* [REQUIREMENT]:
Return every one of the following rows word for word, in the order given.

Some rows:
+ + + + + + +

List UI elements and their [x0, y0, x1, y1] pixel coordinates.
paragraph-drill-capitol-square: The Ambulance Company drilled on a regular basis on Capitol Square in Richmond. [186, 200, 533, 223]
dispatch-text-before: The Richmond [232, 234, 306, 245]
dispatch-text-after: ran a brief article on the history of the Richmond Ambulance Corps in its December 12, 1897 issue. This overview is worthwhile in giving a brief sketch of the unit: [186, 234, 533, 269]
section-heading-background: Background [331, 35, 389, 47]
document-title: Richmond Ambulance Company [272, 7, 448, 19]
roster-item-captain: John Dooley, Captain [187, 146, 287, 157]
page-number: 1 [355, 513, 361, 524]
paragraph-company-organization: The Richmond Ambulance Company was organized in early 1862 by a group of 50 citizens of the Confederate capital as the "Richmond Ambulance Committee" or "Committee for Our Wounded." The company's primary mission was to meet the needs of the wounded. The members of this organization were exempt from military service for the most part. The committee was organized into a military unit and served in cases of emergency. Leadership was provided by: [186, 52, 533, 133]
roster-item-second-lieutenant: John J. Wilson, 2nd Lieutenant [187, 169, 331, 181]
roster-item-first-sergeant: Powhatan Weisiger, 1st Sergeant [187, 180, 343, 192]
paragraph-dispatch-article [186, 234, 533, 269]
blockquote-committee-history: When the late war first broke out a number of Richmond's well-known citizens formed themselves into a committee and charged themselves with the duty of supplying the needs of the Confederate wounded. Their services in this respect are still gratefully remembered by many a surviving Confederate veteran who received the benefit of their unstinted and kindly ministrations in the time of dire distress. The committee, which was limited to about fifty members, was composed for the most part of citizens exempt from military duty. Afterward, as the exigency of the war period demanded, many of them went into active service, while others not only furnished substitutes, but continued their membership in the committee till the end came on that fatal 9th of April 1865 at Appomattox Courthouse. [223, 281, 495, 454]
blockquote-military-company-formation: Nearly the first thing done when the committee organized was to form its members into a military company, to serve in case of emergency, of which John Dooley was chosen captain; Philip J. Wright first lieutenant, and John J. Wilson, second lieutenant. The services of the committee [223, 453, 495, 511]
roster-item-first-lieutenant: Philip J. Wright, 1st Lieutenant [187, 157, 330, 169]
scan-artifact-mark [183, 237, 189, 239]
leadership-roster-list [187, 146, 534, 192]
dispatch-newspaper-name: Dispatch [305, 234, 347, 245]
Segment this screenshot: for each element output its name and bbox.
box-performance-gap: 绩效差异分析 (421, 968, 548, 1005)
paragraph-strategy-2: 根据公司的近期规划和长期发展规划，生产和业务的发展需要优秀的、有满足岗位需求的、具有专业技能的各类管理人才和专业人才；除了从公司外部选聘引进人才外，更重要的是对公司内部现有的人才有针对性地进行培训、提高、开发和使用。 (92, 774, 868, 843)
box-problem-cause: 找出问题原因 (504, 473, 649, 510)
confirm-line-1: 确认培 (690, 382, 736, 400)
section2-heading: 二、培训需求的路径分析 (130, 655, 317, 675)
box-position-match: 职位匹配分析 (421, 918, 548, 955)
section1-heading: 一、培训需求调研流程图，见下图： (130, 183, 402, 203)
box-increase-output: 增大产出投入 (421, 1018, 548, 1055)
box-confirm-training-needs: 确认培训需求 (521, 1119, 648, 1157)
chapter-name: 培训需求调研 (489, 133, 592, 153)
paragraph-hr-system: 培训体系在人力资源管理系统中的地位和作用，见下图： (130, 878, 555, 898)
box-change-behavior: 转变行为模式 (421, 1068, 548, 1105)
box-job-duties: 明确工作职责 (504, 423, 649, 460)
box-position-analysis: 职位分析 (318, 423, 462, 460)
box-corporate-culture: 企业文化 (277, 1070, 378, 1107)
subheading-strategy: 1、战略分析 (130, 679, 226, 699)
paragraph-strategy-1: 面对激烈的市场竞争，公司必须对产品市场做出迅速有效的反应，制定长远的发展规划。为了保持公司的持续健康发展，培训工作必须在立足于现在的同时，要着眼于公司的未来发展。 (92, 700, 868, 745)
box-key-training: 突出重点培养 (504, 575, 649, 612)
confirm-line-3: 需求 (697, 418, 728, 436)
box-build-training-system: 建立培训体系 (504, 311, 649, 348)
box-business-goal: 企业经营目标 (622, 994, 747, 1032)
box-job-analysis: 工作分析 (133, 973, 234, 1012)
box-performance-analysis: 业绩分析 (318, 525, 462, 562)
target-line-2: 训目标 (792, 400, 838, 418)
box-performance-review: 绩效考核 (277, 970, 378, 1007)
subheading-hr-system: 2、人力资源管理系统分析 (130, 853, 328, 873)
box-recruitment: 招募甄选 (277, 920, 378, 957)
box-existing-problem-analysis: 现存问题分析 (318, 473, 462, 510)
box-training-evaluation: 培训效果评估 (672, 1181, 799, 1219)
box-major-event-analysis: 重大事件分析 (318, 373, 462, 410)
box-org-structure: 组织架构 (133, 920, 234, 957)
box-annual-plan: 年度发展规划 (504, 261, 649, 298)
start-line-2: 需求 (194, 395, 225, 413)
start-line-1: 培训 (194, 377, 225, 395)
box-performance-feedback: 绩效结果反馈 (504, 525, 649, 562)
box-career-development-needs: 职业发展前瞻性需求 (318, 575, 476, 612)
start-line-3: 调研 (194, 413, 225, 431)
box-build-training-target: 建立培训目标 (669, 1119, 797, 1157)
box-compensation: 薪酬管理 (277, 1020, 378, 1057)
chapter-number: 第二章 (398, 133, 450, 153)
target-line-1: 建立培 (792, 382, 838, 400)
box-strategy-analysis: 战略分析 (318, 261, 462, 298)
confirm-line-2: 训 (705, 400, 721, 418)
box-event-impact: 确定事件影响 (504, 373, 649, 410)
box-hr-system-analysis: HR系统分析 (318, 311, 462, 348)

+ + + + + + +

* [TASK RESULT]:
List UI elements and their [x0, y0, x1, y1] pixel coordinates.
paragraph-drill-capitol-square: The Ambulance Company drilled on a regular basis on Capitol Square in Richmond. [186, 200, 533, 223]
dispatch-text-before: The Richmond [232, 234, 306, 245]
dispatch-text-after: ran a brief article on the history of the Richmond Ambulance Corps in its December 12, 1897 issue. This overview is worthwhile in giving a brief sketch of the unit: [186, 234, 533, 269]
section-heading-background: Background [331, 35, 389, 47]
document-title: Richmond Ambulance Company [272, 7, 448, 19]
roster-item-captain: John Dooley, Captain [187, 146, 287, 157]
page-number: 1 [355, 513, 361, 524]
paragraph-company-organization: The Richmond Ambulance Company was organized in early 1862 by a group of 50 citizens of the Confederate capital as the "Richmond Ambulance Committee" or "Committee for Our Wounded." The company's primary mission was to meet the needs of the wounded. The members of this organization were exempt from military service for the most part. The committee was organized into a military unit and served in cases of emergency. Leadership was provided by: [186, 52, 533, 133]
roster-item-second-lieutenant: John J. Wilson, 2nd Lieutenant [187, 169, 331, 181]
roster-item-first-sergeant: Powhatan Weisiger, 1st Sergeant [187, 180, 343, 192]
paragraph-dispatch-article [186, 234, 533, 269]
blockquote-committee-history: When the late war first broke out a number of Richmond's well-known citizens formed themselves into a committee and charged themselves with the duty of supplying the needs of the Confederate wounded. Their services in this respect are still gratefully remembered by many a surviving Confederate veteran who received the benefit of their unstinted and kindly ministrations in the time of dire distress. The committee, which was limited to about fifty members, was composed for the most part of citizens exempt from military duty. Afterward, as the exigency of the war period demanded, many of them went into active service, while others not only furnished substitutes, but continued their membership in the committee till the end came on that fatal 9th of April 1865 at Appomattox Courthouse. [223, 281, 495, 454]
blockquote-military-company-formation: Nearly the first thing done when the committee organized was to form its members into a military company, to serve in case of emergency, of which John Dooley was chosen captain; Philip J. Wright first lieutenant, and John J. Wilson, second lieutenant. The services of the committee [223, 453, 495, 511]
roster-item-first-lieutenant: Philip J. Wright, 1st Lieutenant [187, 157, 330, 169]
scan-artifact-mark [183, 237, 189, 239]
leadership-roster-list [187, 146, 534, 192]
dispatch-newspaper-name: Dispatch [305, 234, 347, 245]
Segment this screenshot: for each element output its name and bbox.
box-performance-gap: 绩效差异分析 (421, 968, 548, 1005)
paragraph-strategy-2: 根据公司的近期规划和长期发展规划，生产和业务的发展需要优秀的、有满足岗位需求的、具有专业技能的各类管理人才和专业人才；除了从公司外部选聘引进人才外，更重要的是对公司内部现有的人才有针对性地进行培训、提高、开发和使用。 (92, 774, 868, 843)
box-problem-cause: 找出问题原因 (504, 473, 649, 510)
confirm-line-1: 确认培 (690, 382, 736, 400)
section2-heading: 二、培训需求的路径分析 (130, 655, 317, 675)
box-position-match: 职位匹配分析 (421, 918, 548, 955)
section1-heading: 一、培训需求调研流程图，见下图： (130, 183, 402, 203)
box-increase-output: 增大产出投入 (421, 1018, 548, 1055)
box-confirm-training-needs: 确认培训需求 (521, 1119, 648, 1157)
chapter-name: 培训需求调研 (489, 133, 592, 153)
paragraph-hr-system: 培训体系在人力资源管理系统中的地位和作用，见下图： (130, 878, 555, 898)
box-change-behavior: 转变行为模式 (421, 1068, 548, 1105)
box-job-duties: 明确工作职责 (504, 423, 649, 460)
box-position-analysis: 职位分析 (318, 423, 462, 460)
box-corporate-culture: 企业文化 (277, 1070, 378, 1107)
subheading-strategy: 1、战略分析 (130, 679, 226, 699)
paragraph-strategy-1: 面对激烈的市场竞争，公司必须对产品市场做出迅速有效的反应，制定长远的发展规划。为了保持公司的持续健康发展，培训工作必须在立足于现在的同时，要着眼于公司的未来发展。 (92, 700, 868, 745)
box-key-training: 突出重点培养 (504, 575, 649, 612)
confirm-line-3: 需求 (697, 418, 728, 436)
box-build-training-system: 建立培训体系 (504, 311, 649, 348)
box-business-goal: 企业经营目标 (622, 994, 747, 1032)
box-job-analysis: 工作分析 (133, 973, 234, 1012)
box-performance-analysis: 业绩分析 (318, 525, 462, 562)
target-line-2: 训目标 (792, 400, 838, 418)
box-performance-review: 绩效考核 (277, 970, 378, 1007)
subheading-hr-system: 2、人力资源管理系统分析 (130, 853, 328, 873)
box-recruitment: 招募甄选 (277, 920, 378, 957)
box-existing-problem-analysis: 现存问题分析 (318, 473, 462, 510)
box-training-evaluation: 培训效果评估 (672, 1181, 799, 1219)
box-major-event-analysis: 重大事件分析 (318, 373, 462, 410)
box-org-structure: 组织架构 (133, 920, 234, 957)
box-annual-plan: 年度发展规划 (504, 261, 649, 298)
start-line-2: 需求 (194, 395, 225, 413)
start-line-1: 培训 (194, 377, 225, 395)
box-performance-feedback: 绩效结果反馈 (504, 525, 649, 562)
box-career-development-needs: 职业发展前瞻性需求 (318, 575, 476, 612)
start-line-3: 调研 (194, 413, 225, 431)
box-build-training-target: 建立培训目标 (669, 1119, 797, 1157)
box-compensation: 薪酬管理 (277, 1020, 378, 1057)
chapter-number: 第二章 (398, 133, 450, 153)
target-line-1: 建立培 (792, 382, 838, 400)
box-strategy-analysis: 战略分析 (318, 261, 462, 298)
confirm-line-2: 训 (705, 400, 721, 418)
box-event-impact: 确定事件影响 (504, 373, 649, 410)
box-hr-system-analysis: HR系统分析 (318, 311, 462, 348)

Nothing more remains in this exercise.